:: Extract to read ::
> Sure you can. The test displays what seed it used if you don't give
> it a seed. (I admit I haven't familiarized myself with the testing
> framework yet, so I don't know if we have a good way to make sure this
> seed is presented when there's a failure.)
>
> Random input testing is a very valuble strategy for discovering bugs a
> person wouldn't find through deterministic input. You can do a google
> search on "random input testing" and find a variety of articles on the
> topic.
Okay, I understand better now.
I'm used to running the GDB test suites and going through the failures
separating out test suite bugs from GDB bugs, and fixing the GDB bugs.
Random testing seems more like a "burn-in" kind of approach, where you
let it stew for a long time and see if you catch anything.
> > I'm also not sure whether every system's rand () function uses the
> > same algorithm.
:::
:: Supplied entries ::
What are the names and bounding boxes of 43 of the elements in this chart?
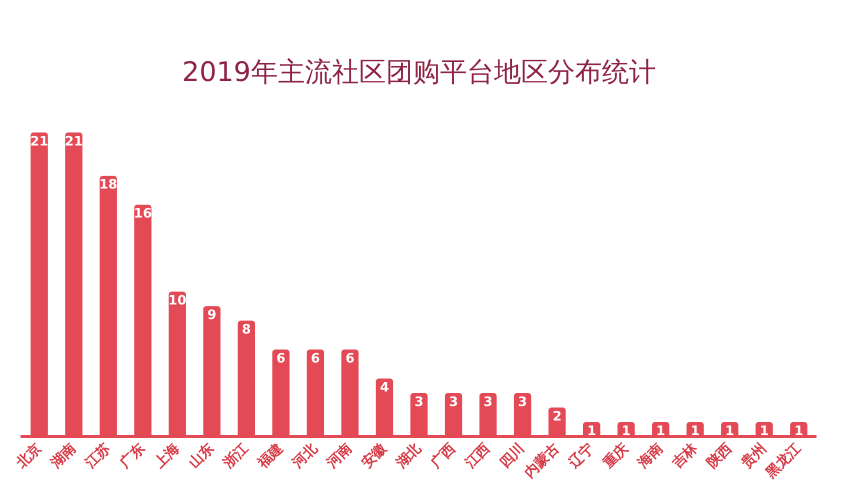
x-tick-label: 浙江 <box>220 440 252 472</box>
data-label: 9 <box>207 308 216 323</box>
x-tick-label: 湖南 <box>47 440 80 472</box>
data-label: 1 <box>760 424 769 439</box>
x-tick-label: 陕西 <box>704 440 736 472</box>
data-label: 8 <box>242 322 251 338</box>
x-tick-label: 重庆 <box>599 440 632 472</box>
x-tick-label: 上海 <box>150 440 183 472</box>
data-label: 3 <box>484 394 493 410</box>
data-label: 16 <box>134 206 152 222</box>
x-tick-label: 湖北 <box>392 440 426 472</box>
chart-title: 2019年主流社区团购平台地区分布统计 <box>182 57 656 88</box>
data-label: 1 <box>794 424 804 439</box>
data-label: 1 <box>656 424 666 439</box>
x-tick-label: 河南 <box>324 440 356 472</box>
data-label: 4 <box>380 380 389 396</box>
data-label: 21 <box>30 134 48 150</box>
data-label: 3 <box>518 394 528 410</box>
data-label: 1 <box>587 424 596 439</box>
data-label: 6 <box>345 351 354 366</box>
x-tick-label: 吉林 <box>668 440 702 472</box>
x-tick-label: 河北 <box>289 440 322 472</box>
x-tick-label: 安徽 <box>358 439 391 472</box>
x-tick-label: 福建 <box>254 440 286 472</box>
x-tick-label: 江苏 <box>82 440 114 472</box>
data-label: 6 <box>310 351 320 366</box>
data-label: 6 <box>276 351 286 366</box>
data-label: 3 <box>449 394 458 410</box>
x-tick-label: 海南 <box>634 440 666 472</box>
data-label: 2 <box>552 409 562 424</box>
data-label: 1 <box>725 424 734 439</box>
x-tick-label: 广西 <box>426 440 459 472</box>
x-tick-label: 山东 <box>185 440 218 472</box>
data-label: 10 <box>168 294 186 309</box>
data-label: 18 <box>99 178 118 193</box>
data-label: 1 <box>622 424 631 439</box>
x-tick-label: 北京 <box>12 440 45 472</box>
data-label: 1 <box>690 424 700 439</box>
x-tick-label: 江西 <box>462 440 494 472</box>
data-label: 3 <box>414 394 424 410</box>
x-tick-label: 辽宁 <box>564 440 598 472</box>
x-tick-label: 广东 <box>116 440 148 472</box>
data-label: 21 <box>64 134 83 150</box>
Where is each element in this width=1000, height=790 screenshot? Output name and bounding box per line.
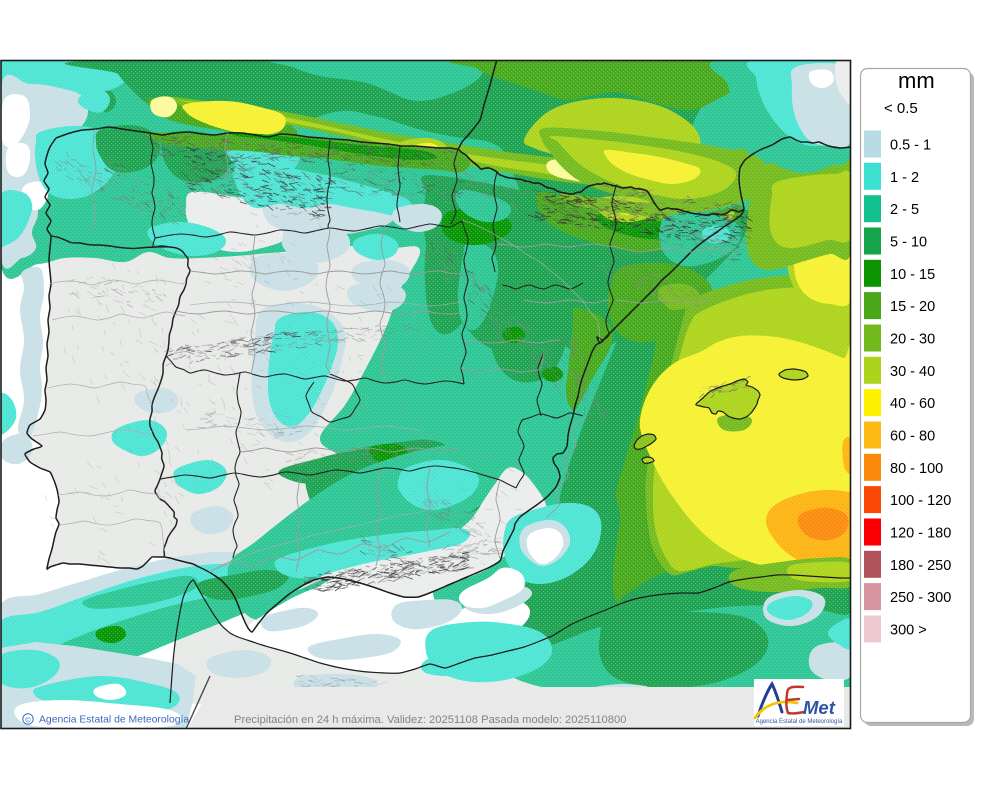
svg-text:80 - 100: 80 - 100 <box>890 461 943 477</box>
svg-text:5 - 10: 5 - 10 <box>890 235 927 251</box>
svg-text:< 0.5: < 0.5 <box>884 100 918 117</box>
svg-text:0.5 - 1: 0.5 - 1 <box>890 138 931 154</box>
svg-text:30 - 40: 30 - 40 <box>890 364 935 380</box>
svg-text:15 - 20: 15 - 20 <box>890 299 935 315</box>
svg-text:100 - 120: 100 - 120 <box>890 493 951 509</box>
svg-text:©: © <box>25 716 31 725</box>
svg-text:120 - 180: 120 - 180 <box>890 526 951 542</box>
svg-text:10 - 15: 10 - 15 <box>890 267 935 283</box>
svg-text:mm: mm <box>898 68 935 93</box>
svg-text:Agencia Estatal de Meteorologí: Agencia Estatal de Meteorología <box>756 719 843 725</box>
svg-text:60 - 80: 60 - 80 <box>890 429 935 445</box>
svg-text:40 - 60: 40 - 60 <box>890 396 935 412</box>
svg-text:180 - 250: 180 - 250 <box>890 558 951 574</box>
svg-text:20 - 30: 20 - 30 <box>890 332 935 348</box>
svg-text:Met: Met <box>803 697 836 718</box>
svg-text:300 >: 300 > <box>890 623 927 639</box>
svg-text:250 - 300: 250 - 300 <box>890 590 951 606</box>
svg-text:1 - 2: 1 - 2 <box>890 170 919 186</box>
svg-text:Precipitación en 24 h máxima.: Precipitación en 24 h máxima. Validez: 2… <box>234 714 626 726</box>
svg-text:Agencia Estatal de Meteorologí: Agencia Estatal de Meteorología <box>39 715 189 726</box>
svg-text:2 - 5: 2 - 5 <box>890 202 919 218</box>
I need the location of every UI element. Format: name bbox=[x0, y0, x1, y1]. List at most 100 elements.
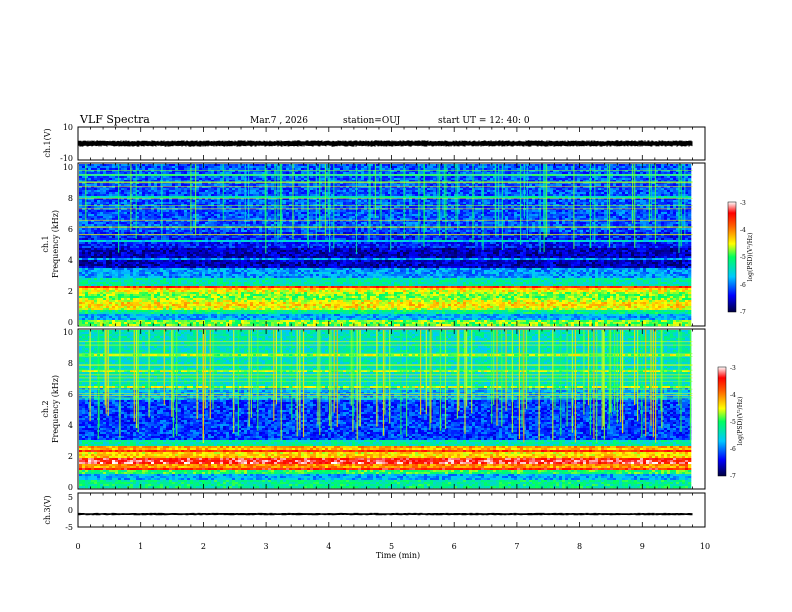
spectrogram-cell bbox=[412, 186, 416, 189]
spectrogram-cell bbox=[649, 200, 653, 203]
spectrogram-cell bbox=[508, 188, 512, 191]
spectrogram-cell bbox=[568, 172, 572, 175]
spectrogram-cell bbox=[502, 196, 506, 199]
spectrogram-cell bbox=[268, 192, 272, 195]
spectrogram-cell bbox=[667, 180, 671, 183]
spectrogram-cell bbox=[547, 190, 551, 193]
spectrogram-cell bbox=[472, 178, 476, 181]
spectrogram-cell bbox=[91, 200, 95, 203]
spectrogram-cell bbox=[352, 204, 356, 207]
spectrogram-cell bbox=[325, 188, 329, 191]
spectrogram-cell bbox=[142, 202, 146, 205]
spectrogram-cell bbox=[562, 210, 566, 213]
spectrogram-cell bbox=[496, 176, 500, 179]
spectrogram-cell bbox=[514, 206, 518, 209]
spectrogram-cell bbox=[499, 170, 503, 173]
spectrogram-cell bbox=[565, 186, 569, 189]
spectrogram-cell bbox=[268, 196, 272, 199]
spectrogram-cell bbox=[415, 194, 419, 197]
spectrogram-cell bbox=[466, 186, 470, 189]
spectrogram-cell bbox=[415, 190, 419, 193]
spectrogram-cell bbox=[595, 204, 599, 207]
spectrogram-cell bbox=[556, 192, 560, 195]
spectrogram-cell bbox=[484, 168, 488, 171]
spectrogram-cell bbox=[445, 196, 449, 199]
spectrogram-cell bbox=[583, 168, 587, 171]
spectrogram-cell bbox=[301, 186, 305, 189]
spectrogram-cell bbox=[409, 202, 413, 205]
spectrogram-cell bbox=[127, 202, 131, 205]
spectrogram-cell bbox=[136, 186, 140, 189]
spectrogram-cell bbox=[154, 206, 158, 209]
spectrogram-cell bbox=[535, 192, 539, 195]
spectrogram-cell bbox=[520, 188, 524, 191]
spectrogram-cell bbox=[211, 204, 215, 207]
spectrogram-cell bbox=[103, 186, 107, 189]
spectrogram-cell bbox=[415, 206, 419, 209]
spectrogram-cell bbox=[418, 204, 422, 207]
spectrogram-cell bbox=[88, 178, 92, 181]
spectrogram-cell bbox=[415, 202, 419, 205]
spectrogram-cell bbox=[652, 168, 656, 171]
spectrogram-cell bbox=[97, 200, 101, 203]
spectrogram-cell bbox=[349, 198, 353, 201]
spectrogram-cell bbox=[85, 194, 89, 197]
spectrogram-cell bbox=[130, 198, 134, 201]
spectrogram-cell bbox=[127, 178, 131, 181]
spectrogram-cell bbox=[586, 194, 590, 197]
spectrogram-cell bbox=[271, 204, 275, 207]
spectrogram-cell bbox=[661, 196, 665, 199]
spectrogram-cell bbox=[448, 188, 452, 191]
spectrogram-cell bbox=[136, 166, 140, 169]
spectrogram-cell bbox=[334, 164, 338, 167]
spectrogram-cell bbox=[592, 202, 596, 205]
spectrogram-cell bbox=[193, 164, 197, 167]
spectrogram-cell bbox=[661, 188, 665, 191]
spectrogram-cell bbox=[211, 194, 215, 197]
spectrogram-cell bbox=[688, 196, 692, 199]
spectrogram-cell bbox=[586, 172, 590, 175]
spectrogram-cell bbox=[334, 190, 338, 193]
spectrogram-cell bbox=[217, 164, 221, 167]
spectrogram-cell bbox=[559, 204, 563, 207]
spectrogram-cell bbox=[178, 184, 182, 187]
spectrogram-cell bbox=[301, 200, 305, 203]
spectrogram-cell bbox=[490, 186, 494, 189]
spectrogram-cell bbox=[349, 200, 353, 203]
spectrogram-cell bbox=[172, 198, 176, 201]
spectrogram-cell bbox=[220, 204, 224, 207]
spectrogram-cell bbox=[106, 204, 110, 207]
spectrogram-cell bbox=[466, 206, 470, 209]
spectrogram-cell bbox=[79, 188, 83, 191]
spectrogram-cell bbox=[670, 170, 674, 173]
spectrogram-cell bbox=[286, 172, 290, 175]
spectrogram-cell bbox=[148, 200, 152, 203]
spectrogram-cell bbox=[619, 198, 623, 201]
spectrogram-cell bbox=[502, 192, 506, 195]
spectrogram-cell bbox=[439, 210, 443, 213]
spectrogram-cell bbox=[535, 178, 539, 181]
spectrogram-cell bbox=[337, 164, 341, 167]
spectrogram-cell bbox=[385, 184, 389, 187]
spectrogram-cell bbox=[124, 170, 128, 173]
spectrogram-cell bbox=[217, 180, 221, 183]
spectrogram-cell bbox=[220, 210, 224, 213]
spectrogram-cell bbox=[484, 172, 488, 175]
spectrogram-cell bbox=[532, 164, 536, 167]
spectrogram-cell bbox=[622, 176, 626, 179]
spectrogram-cell bbox=[607, 196, 611, 199]
spectrogram-cell bbox=[535, 202, 539, 205]
spectrogram-cell bbox=[106, 210, 110, 213]
spectrogram-cell bbox=[223, 180, 227, 183]
spectrogram-cell bbox=[199, 194, 203, 197]
spectrogram-cell bbox=[94, 198, 98, 201]
spectrogram-cell bbox=[472, 168, 476, 171]
spectrogram-cell bbox=[577, 184, 581, 187]
spectrogram-cell bbox=[463, 170, 467, 173]
spectrogram-cell bbox=[103, 178, 107, 181]
spectrogram-cell bbox=[439, 166, 443, 169]
spectrogram-cell bbox=[451, 206, 455, 209]
spectrogram-cell bbox=[331, 166, 335, 169]
spectrogram-cell bbox=[340, 190, 344, 193]
spectrogram-cell bbox=[124, 192, 128, 195]
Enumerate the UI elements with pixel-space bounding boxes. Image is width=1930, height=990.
:::
- [Instruction 1]
Answer these questions about the email excerpt on random testing:
(a) What does the test display when it isn't given a seed?
(b) Which test suites is the writer used to running?
(c) What kind of approach does random testing seem more like to the writer?
- [Instruction 2]
Retype the stretch of the email excerpt on random testing from "I'm used to" through "you catch anything.".
- [Instruction 3]
Write what comes next in the email excerpt on random testing, picking up after its last line.
The listing is separate material and not part of the email excerpt on random testing.

- [Expected answer 1]
(a) The seed it used.
(b) The GDB test suites.
(c) A "burn-in" kind of approach, where you let it stew for a long time and see if you catch anything.

- [Expected answer 2]
I'm used to running the GDB test suites and going through the failures
separating out test suite bugs from GDB bugs, and fixing the GDB bugs.
Random testing seems more like a "burn-in" kind of approach, where you
let it stew for a long time and see if you catch anything.

- [Expected answer 3]
>
> They do, for exactly the reasons you talked about. I don't think this
> is guaranteed by the ANSI standard, but I'm pretty sure it's true.
> And if you're really worried about this, we can certainly stop using
> rand() in favor of our own trivial PRNG.
Wow --- that's more coordination than I've come to expect from Unix
distributions. I'm sure we agree that it would be slightly nicer to
be using a PRNG under our own control, but unless you've got one lying
around somewhere, I don't think it's worth the hassle until we have a
problem.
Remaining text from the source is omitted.